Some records
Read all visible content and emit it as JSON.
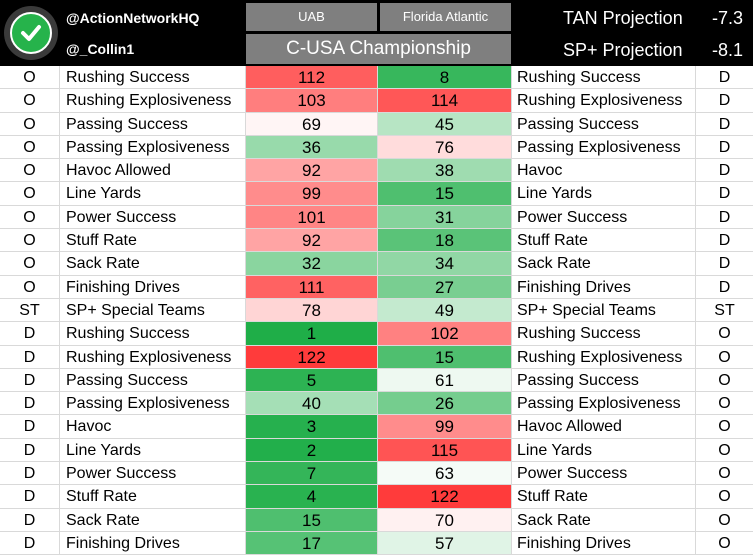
{
  "header": {
    "handle_1": "@ActionNetworkHQ",
    "handle_2": "@_Collin1",
    "team_1": "UAB",
    "team_2": "Florida Atlantic",
    "game_title": "C-USA Championship",
    "projection_1_label": "TAN Projection",
    "projection_1_value": "-7.3",
    "projection_2_label": "SP+ Projection",
    "projection_2_value": "-8.1"
  },
  "colors": {
    "header_bg": "#000000",
    "header_box_bg": "#7f7f7f",
    "logo_green": "#26b34b",
    "rank_best": "#1fae48",
    "rank_mid": "#ffffff",
    "rank_worst": "#ff1f1f"
  },
  "rows": [
    {
      "side": "O",
      "stat": "Rushing Success",
      "uab": 112,
      "fau": 8,
      "stat2": "Rushing Success",
      "side2": "D"
    },
    {
      "side": "O",
      "stat": "Rushing Explosiveness",
      "uab": 103,
      "fau": 114,
      "stat2": "Rushing Explosiveness",
      "side2": "D"
    },
    {
      "side": "O",
      "stat": "Passing Success",
      "uab": 69,
      "fau": 45,
      "stat2": "Passing Success",
      "side2": "D"
    },
    {
      "side": "O",
      "stat": "Passing Explosiveness",
      "uab": 36,
      "fau": 76,
      "stat2": "Passing Explosiveness",
      "side2": "D"
    },
    {
      "side": "O",
      "stat": "Havoc Allowed",
      "uab": 92,
      "fau": 38,
      "stat2": "Havoc",
      "side2": "D"
    },
    {
      "side": "O",
      "stat": "Line Yards",
      "uab": 99,
      "fau": 15,
      "stat2": "Line Yards",
      "side2": "D"
    },
    {
      "side": "O",
      "stat": "Power Success",
      "uab": 101,
      "fau": 31,
      "stat2": "Power Success",
      "side2": "D"
    },
    {
      "side": "O",
      "stat": "Stuff Rate",
      "uab": 92,
      "fau": 18,
      "stat2": "Stuff Rate",
      "side2": "D"
    },
    {
      "side": "O",
      "stat": "Sack Rate",
      "uab": 32,
      "fau": 34,
      "stat2": "Sack Rate",
      "side2": "D"
    },
    {
      "side": "O",
      "stat": "Finishing Drives",
      "uab": 111,
      "fau": 27,
      "stat2": "Finishing Drives",
      "side2": "D"
    },
    {
      "side": "ST",
      "stat": "SP+ Special Teams",
      "uab": 78,
      "fau": 49,
      "stat2": "SP+ Special Teams",
      "side2": "ST"
    },
    {
      "side": "D",
      "stat": "Rushing Success",
      "uab": 1,
      "fau": 102,
      "stat2": "Rushing Success",
      "side2": "O"
    },
    {
      "side": "D",
      "stat": "Rushing Explosiveness",
      "uab": 122,
      "fau": 15,
      "stat2": "Rushing Explosiveness",
      "side2": "O"
    },
    {
      "side": "D",
      "stat": "Passing Success",
      "uab": 5,
      "fau": 61,
      "stat2": "Passing Success",
      "side2": "O"
    },
    {
      "side": "D",
      "stat": "Passing Explosiveness",
      "uab": 40,
      "fau": 26,
      "stat2": "Passing Explosiveness",
      "side2": "O"
    },
    {
      "side": "D",
      "stat": "Havoc",
      "uab": 3,
      "fau": 99,
      "stat2": "Havoc Allowed",
      "side2": "O"
    },
    {
      "side": "D",
      "stat": "Line Yards",
      "uab": 2,
      "fau": 115,
      "stat2": "Line Yards",
      "side2": "O"
    },
    {
      "side": "D",
      "stat": "Power Success",
      "uab": 7,
      "fau": 63,
      "stat2": "Power Success",
      "side2": "O"
    },
    {
      "side": "D",
      "stat": "Stuff Rate",
      "uab": 4,
      "fau": 122,
      "stat2": "Stuff Rate",
      "side2": "O"
    },
    {
      "side": "D",
      "stat": "Sack Rate",
      "uab": 15,
      "fau": 70,
      "stat2": "Sack Rate",
      "side2": "O"
    },
    {
      "side": "D",
      "stat": "Finishing Drives",
      "uab": 17,
      "fau": 57,
      "stat2": "Finishing Drives",
      "side2": "O"
    }
  ]
}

- _Required task_
All entries must be written out again exactly as given, with no pictures in the copy.

- _Written response_
Read all visible content and emit it as JSON.
{
  "header": {
    "handle_1": "@ActionNetworkHQ",
    "handle_2": "@_Collin1",
    "team_1": "UAB",
    "team_2": "Florida Atlantic",
    "game_title": "C-USA Championship",
    "projection_1_label": "TAN Projection",
    "projection_1_value": "-7.3",
    "projection_2_label": "SP+ Projection",
    "projection_2_value": "-8.1"
  },
  "colors": {
    "header_bg": "#000000",
    "header_box_bg": "#7f7f7f",
    "logo_green": "#26b34b",
    "rank_best": "#1fae48",
    "rank_mid": "#ffffff",
    "rank_worst": "#ff1f1f"
  },
  "rows": [
    {
      "side": "O",
      "stat": "Rushing Success",
      "uab": 112,
      "fau": 8,
      "stat2": "Rushing Success",
      "side2": "D"
    },
    {
      "side": "O",
      "stat": "Rushing Explosiveness",
      "uab": 103,
      "fau": 114,
      "stat2": "Rushing Explosiveness",
      "side2": "D"
    },
    {
      "side": "O",
      "stat": "Passing Success",
      "uab": 69,
      "fau": 45,
      "stat2": "Passing Success",
      "side2": "D"
    },
    {
      "side": "O",
      "stat": "Passing Explosiveness",
      "uab": 36,
      "fau": 76,
      "stat2": "Passing Explosiveness",
      "side2": "D"
    },
    {
      "side": "O",
      "stat": "Havoc Allowed",
      "uab": 92,
      "fau": 38,
      "stat2": "Havoc",
      "side2": "D"
    },
    {
      "side": "O",
      "stat": "Line Yards",
      "uab": 99,
      "fau": 15,
      "stat2": "Line Yards",
      "side2": "D"
    },
    {
      "side": "O",
      "stat": "Power Success",
      "uab": 101,
      "fau": 31,
      "stat2": "Power Success",
      "side2": "D"
    },
    {
      "side": "O",
      "stat": "Stuff Rate",
      "uab": 92,
      "fau": 18,
      "stat2": "Stuff Rate",
      "side2": "D"
    },
    {
      "side": "O",
      "stat": "Sack Rate",
      "uab": 32,
      "fau": 34,
      "stat2": "Sack Rate",
      "side2": "D"
    },
    {
      "side": "O",
      "stat": "Finishing Drives",
      "uab": 111,
      "fau": 27,
      "stat2": "Finishing Drives",
      "side2": "D"
    },
    {
      "side": "ST",
      "stat": "SP+ Special Teams",
      "uab": 78,
      "fau": 49,
      "stat2": "SP+ Special Teams",
      "side2": "ST"
    },
    {
      "side": "D",
      "stat": "Rushing Success",
      "uab": 1,
      "fau": 102,
      "stat2": "Rushing Success",
      "side2": "O"
    },
    {
      "side": "D",
      "stat": "Rushing Explosiveness",
      "uab": 122,
      "fau": 15,
      "stat2": "Rushing Explosiveness",
      "side2": "O"
    },
    {
      "side": "D",
      "stat": "Passing Success",
      "uab": 5,
      "fau": 61,
      "stat2": "Passing Success",
      "side2": "O"
    },
    {
      "side": "D",
      "stat": "Passing Explosiveness",
      "uab": 40,
      "fau": 26,
      "stat2": "Passing Explosiveness",
      "side2": "O"
    },
    {
      "side": "D",
      "stat": "Havoc",
      "uab": 3,
      "fau": 99,
      "stat2": "Havoc Allowed",
      "side2": "O"
    },
    {
      "side": "D",
      "stat": "Line Yards",
      "uab": 2,
      "fau": 115,
      "stat2": "Line Yards",
      "side2": "O"
    },
    {
      "side": "D",
      "stat": "Power Success",
      "uab": 7,
      "fau": 63,
      "stat2": "Power Success",
      "side2": "O"
    },
    {
      "side": "D",
      "stat": "Stuff Rate",
      "uab": 4,
      "fau": 122,
      "stat2": "Stuff Rate",
      "side2": "O"
    },
    {
      "side": "D",
      "stat": "Sack Rate",
      "uab": 15,
      "fau": 70,
      "stat2": "Sack Rate",
      "side2": "O"
    },
    {
      "side": "D",
      "stat": "Finishing Drives",
      "uab": 17,
      "fau": 57,
      "stat2": "Finishing Drives",
      "side2": "O"
    }
  ]
}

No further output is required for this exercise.